Stored data:
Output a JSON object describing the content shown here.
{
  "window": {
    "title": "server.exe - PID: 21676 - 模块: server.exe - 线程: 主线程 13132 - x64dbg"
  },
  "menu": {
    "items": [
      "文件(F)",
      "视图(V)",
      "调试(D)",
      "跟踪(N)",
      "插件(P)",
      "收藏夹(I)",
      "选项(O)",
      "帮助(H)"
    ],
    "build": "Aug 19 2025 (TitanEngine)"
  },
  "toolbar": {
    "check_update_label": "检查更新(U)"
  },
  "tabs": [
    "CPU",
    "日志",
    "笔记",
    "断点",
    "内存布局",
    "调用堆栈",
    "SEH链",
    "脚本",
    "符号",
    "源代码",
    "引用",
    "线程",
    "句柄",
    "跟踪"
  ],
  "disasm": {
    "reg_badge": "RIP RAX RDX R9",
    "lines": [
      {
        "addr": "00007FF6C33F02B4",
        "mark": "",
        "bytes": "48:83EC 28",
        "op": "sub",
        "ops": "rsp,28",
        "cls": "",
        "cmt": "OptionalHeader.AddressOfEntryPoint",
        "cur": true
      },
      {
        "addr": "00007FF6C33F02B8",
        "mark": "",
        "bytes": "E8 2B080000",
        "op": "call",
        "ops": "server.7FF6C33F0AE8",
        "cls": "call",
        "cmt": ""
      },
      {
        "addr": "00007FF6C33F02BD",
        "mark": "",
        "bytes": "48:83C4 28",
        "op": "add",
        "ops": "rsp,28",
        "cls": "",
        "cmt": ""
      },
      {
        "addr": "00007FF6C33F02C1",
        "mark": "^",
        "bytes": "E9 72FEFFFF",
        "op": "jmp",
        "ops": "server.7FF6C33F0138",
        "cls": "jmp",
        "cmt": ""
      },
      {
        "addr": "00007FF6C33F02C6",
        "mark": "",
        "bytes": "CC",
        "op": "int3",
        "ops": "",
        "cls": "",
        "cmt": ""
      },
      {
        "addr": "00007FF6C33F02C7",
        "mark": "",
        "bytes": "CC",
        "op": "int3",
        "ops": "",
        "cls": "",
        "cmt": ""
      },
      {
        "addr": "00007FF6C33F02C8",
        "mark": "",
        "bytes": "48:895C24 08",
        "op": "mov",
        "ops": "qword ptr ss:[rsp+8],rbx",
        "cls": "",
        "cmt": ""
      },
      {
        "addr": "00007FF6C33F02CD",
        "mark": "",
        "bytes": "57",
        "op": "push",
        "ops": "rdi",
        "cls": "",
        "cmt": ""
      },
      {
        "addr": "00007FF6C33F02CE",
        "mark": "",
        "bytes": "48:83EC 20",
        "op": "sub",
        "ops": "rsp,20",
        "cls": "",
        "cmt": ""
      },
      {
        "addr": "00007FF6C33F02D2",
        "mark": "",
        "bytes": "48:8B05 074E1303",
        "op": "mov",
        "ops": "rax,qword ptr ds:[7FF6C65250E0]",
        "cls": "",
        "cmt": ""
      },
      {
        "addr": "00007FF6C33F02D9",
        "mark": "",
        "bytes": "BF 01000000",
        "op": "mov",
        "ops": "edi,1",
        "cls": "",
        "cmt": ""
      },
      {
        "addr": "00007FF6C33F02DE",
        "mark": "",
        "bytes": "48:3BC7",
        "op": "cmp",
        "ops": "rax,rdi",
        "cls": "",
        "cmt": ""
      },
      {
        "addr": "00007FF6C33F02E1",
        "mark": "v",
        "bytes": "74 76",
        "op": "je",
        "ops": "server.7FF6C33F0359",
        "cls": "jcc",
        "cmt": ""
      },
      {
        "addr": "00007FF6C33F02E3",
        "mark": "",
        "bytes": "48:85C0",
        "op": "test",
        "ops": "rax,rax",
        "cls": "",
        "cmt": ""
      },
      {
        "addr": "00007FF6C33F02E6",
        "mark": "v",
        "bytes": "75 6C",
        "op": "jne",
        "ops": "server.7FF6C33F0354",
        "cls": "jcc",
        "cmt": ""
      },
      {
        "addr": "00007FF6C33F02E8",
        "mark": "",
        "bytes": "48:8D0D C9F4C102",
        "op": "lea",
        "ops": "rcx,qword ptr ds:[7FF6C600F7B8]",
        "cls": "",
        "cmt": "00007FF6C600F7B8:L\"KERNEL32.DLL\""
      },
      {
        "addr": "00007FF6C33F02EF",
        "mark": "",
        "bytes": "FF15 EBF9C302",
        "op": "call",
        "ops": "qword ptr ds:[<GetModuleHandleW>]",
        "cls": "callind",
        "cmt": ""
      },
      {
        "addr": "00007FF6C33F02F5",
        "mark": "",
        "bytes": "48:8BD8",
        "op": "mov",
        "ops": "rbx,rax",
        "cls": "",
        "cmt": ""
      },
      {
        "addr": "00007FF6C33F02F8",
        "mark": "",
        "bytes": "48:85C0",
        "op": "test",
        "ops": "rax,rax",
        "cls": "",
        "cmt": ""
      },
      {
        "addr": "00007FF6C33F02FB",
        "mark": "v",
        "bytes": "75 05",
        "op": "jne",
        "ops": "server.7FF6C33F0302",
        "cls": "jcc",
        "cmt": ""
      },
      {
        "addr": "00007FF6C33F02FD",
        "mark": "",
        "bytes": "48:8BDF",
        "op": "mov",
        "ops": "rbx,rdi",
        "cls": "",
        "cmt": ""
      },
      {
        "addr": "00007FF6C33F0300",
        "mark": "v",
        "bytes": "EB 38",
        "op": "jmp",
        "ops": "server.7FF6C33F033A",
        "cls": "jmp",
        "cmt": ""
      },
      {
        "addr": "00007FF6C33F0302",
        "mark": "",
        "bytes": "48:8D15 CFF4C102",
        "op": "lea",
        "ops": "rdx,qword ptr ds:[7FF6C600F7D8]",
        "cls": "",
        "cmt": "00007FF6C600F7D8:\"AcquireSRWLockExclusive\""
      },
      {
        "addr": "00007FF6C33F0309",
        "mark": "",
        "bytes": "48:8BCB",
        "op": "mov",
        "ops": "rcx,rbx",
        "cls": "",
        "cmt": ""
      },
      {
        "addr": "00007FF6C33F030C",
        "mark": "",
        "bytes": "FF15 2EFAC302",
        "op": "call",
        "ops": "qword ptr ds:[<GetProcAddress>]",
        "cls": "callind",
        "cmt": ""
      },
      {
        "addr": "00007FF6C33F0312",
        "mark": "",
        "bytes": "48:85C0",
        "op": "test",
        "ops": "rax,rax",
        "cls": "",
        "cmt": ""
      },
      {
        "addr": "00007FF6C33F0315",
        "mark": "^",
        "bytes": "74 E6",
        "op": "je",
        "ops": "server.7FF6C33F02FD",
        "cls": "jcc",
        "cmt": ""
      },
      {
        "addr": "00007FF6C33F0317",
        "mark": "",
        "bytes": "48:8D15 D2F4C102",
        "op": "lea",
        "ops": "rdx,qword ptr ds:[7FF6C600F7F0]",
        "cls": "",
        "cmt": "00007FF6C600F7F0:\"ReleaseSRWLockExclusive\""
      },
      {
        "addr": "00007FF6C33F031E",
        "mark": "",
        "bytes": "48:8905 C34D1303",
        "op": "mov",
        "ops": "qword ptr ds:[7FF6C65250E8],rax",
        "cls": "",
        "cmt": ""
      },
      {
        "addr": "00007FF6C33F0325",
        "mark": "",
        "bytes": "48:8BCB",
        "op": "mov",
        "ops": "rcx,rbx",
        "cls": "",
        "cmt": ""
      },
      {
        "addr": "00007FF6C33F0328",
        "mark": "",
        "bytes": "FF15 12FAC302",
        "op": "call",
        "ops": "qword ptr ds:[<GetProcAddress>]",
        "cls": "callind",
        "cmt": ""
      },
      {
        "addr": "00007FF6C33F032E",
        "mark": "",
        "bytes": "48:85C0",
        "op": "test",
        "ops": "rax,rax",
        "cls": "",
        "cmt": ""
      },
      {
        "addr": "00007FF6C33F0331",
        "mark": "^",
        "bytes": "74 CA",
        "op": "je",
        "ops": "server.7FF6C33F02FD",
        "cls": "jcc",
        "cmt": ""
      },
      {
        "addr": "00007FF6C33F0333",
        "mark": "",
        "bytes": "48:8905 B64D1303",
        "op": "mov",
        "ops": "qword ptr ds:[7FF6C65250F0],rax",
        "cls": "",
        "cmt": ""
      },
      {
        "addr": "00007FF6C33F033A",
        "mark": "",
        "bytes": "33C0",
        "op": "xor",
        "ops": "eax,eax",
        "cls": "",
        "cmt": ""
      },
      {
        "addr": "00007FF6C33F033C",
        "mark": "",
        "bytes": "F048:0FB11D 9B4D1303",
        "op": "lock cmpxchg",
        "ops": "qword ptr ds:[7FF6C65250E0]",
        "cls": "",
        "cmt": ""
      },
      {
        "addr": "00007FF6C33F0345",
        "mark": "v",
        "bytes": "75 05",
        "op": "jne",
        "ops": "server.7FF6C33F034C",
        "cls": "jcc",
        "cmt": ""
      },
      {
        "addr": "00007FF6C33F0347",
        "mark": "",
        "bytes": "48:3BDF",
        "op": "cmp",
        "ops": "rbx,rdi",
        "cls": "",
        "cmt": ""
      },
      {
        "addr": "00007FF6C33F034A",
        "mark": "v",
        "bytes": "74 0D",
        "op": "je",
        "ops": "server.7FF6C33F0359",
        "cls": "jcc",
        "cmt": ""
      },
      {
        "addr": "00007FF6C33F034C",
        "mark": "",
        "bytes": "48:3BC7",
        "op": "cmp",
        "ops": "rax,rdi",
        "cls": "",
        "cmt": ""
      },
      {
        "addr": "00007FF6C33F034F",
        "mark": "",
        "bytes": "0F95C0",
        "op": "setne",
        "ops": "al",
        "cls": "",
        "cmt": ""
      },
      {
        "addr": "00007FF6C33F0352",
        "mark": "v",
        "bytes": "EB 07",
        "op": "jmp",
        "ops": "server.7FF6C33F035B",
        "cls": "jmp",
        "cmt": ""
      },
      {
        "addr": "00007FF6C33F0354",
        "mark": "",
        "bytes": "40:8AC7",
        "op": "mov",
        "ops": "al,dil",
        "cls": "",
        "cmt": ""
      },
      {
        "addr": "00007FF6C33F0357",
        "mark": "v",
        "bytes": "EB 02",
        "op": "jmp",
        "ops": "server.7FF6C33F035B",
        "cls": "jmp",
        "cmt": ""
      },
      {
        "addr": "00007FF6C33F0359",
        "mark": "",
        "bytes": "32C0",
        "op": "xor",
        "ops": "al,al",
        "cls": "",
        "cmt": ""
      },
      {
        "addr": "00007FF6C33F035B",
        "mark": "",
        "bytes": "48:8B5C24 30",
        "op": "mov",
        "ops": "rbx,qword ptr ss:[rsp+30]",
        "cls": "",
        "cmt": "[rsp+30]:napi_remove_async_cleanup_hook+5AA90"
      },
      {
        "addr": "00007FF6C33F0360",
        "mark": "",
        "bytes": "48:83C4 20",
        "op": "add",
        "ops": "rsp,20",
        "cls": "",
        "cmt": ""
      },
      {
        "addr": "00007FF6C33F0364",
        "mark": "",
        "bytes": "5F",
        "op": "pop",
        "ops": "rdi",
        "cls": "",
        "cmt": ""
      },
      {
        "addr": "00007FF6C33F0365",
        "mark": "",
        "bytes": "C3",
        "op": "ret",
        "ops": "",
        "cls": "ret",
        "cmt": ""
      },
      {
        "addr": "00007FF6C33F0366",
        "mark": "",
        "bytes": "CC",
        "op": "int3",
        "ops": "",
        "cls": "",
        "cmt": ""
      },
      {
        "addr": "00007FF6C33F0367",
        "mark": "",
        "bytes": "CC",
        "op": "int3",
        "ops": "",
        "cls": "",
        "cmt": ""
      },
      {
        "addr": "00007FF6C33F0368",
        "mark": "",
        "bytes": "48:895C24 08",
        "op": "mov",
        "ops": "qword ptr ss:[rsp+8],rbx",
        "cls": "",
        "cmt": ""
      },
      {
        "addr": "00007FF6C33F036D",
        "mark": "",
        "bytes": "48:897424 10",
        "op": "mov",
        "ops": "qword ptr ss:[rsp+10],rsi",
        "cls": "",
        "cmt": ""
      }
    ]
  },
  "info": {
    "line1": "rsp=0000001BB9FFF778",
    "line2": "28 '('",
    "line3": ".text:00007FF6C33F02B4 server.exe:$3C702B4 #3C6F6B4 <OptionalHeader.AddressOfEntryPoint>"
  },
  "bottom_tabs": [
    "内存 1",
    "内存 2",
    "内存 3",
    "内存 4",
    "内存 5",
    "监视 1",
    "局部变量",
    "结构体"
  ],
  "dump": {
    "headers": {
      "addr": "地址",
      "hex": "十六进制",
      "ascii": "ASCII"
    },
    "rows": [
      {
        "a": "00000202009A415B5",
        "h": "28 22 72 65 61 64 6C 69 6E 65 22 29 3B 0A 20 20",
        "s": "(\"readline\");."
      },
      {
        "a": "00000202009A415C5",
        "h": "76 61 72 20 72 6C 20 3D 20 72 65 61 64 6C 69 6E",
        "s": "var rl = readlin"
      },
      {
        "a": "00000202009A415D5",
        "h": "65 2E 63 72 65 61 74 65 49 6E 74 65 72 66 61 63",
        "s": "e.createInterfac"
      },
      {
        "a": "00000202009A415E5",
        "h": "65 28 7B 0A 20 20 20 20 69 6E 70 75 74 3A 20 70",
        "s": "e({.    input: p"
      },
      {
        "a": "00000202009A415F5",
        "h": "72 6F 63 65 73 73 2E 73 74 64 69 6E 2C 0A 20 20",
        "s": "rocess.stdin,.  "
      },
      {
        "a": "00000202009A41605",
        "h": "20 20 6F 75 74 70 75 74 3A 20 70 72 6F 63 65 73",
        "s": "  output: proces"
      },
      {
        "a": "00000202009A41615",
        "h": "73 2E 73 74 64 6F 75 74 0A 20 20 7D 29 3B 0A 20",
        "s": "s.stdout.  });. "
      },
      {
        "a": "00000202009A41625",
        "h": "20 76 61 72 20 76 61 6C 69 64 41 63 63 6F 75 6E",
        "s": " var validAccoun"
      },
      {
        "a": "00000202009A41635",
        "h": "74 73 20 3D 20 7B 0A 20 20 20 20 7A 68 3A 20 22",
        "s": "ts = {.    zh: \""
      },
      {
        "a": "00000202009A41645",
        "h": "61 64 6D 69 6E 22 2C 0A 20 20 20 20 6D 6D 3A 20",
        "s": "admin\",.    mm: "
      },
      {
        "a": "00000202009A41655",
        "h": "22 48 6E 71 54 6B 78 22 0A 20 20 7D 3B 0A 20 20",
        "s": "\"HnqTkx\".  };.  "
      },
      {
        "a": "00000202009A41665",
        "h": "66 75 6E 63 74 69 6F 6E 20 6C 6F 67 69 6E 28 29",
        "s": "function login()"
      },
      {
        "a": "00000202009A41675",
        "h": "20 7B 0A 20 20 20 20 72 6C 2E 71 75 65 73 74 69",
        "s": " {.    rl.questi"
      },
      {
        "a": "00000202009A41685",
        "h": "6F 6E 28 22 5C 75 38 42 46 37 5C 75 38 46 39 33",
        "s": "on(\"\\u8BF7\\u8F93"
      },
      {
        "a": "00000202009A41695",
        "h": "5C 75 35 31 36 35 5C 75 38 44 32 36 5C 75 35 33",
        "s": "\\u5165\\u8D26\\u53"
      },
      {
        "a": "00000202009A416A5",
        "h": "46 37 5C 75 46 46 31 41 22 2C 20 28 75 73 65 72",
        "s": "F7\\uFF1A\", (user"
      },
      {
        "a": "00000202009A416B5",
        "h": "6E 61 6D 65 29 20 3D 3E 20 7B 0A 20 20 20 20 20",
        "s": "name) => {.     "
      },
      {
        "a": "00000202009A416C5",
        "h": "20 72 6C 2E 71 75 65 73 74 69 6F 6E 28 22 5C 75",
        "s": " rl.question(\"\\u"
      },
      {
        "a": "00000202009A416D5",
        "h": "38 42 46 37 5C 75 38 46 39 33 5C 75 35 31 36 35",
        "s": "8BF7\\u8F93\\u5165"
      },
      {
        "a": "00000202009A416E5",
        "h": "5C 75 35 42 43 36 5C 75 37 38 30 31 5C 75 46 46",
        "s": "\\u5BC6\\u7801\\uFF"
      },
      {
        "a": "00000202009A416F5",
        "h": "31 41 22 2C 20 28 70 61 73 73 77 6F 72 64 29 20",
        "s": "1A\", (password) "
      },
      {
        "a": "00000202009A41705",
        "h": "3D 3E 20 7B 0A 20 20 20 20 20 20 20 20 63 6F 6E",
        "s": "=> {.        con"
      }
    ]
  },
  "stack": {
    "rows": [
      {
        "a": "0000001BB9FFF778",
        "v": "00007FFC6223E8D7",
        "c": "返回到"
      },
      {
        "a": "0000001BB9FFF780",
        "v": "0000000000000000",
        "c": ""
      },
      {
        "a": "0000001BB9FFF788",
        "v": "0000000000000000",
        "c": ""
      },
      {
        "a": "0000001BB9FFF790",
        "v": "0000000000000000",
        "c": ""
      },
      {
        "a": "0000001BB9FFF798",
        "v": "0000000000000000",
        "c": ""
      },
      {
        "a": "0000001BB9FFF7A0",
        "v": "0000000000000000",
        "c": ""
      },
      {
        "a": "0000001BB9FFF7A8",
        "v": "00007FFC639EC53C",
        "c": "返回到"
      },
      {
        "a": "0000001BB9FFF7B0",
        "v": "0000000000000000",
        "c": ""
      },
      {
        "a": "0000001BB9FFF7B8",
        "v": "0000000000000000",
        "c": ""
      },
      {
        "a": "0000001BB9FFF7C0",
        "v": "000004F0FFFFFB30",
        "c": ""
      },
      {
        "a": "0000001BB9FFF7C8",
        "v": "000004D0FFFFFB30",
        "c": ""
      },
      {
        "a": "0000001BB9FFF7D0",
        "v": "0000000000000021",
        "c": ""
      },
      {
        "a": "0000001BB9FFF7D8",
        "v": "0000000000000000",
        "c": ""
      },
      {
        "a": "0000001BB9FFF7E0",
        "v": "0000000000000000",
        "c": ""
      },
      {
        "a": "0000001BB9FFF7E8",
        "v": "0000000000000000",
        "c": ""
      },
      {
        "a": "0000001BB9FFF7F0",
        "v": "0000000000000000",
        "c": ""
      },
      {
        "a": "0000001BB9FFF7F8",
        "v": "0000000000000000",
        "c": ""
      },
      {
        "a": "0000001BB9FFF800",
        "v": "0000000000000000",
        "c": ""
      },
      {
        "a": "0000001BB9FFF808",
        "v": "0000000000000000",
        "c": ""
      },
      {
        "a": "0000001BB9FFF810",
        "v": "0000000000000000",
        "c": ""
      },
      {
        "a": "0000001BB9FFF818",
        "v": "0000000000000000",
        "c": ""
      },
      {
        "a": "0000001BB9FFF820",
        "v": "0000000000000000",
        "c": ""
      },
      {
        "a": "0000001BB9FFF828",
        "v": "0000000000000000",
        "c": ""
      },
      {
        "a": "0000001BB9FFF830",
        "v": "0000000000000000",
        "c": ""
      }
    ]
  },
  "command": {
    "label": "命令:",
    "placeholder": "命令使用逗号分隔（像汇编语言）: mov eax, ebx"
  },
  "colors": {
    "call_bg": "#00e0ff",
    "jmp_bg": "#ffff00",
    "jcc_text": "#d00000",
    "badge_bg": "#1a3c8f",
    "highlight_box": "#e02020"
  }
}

_What needs to be done_. Locate the lines above that contain "AddressOfEntryPoint" and copy them.

_Result_.
        "cmt": "OptionalHeader.AddressOfEntryPoint",
    "line3": ".text:00007FF6C33F02B4 server.exe:$3C702B4 #3C6F6B4 <OptionalHeader.AddressOfEntryPoint>"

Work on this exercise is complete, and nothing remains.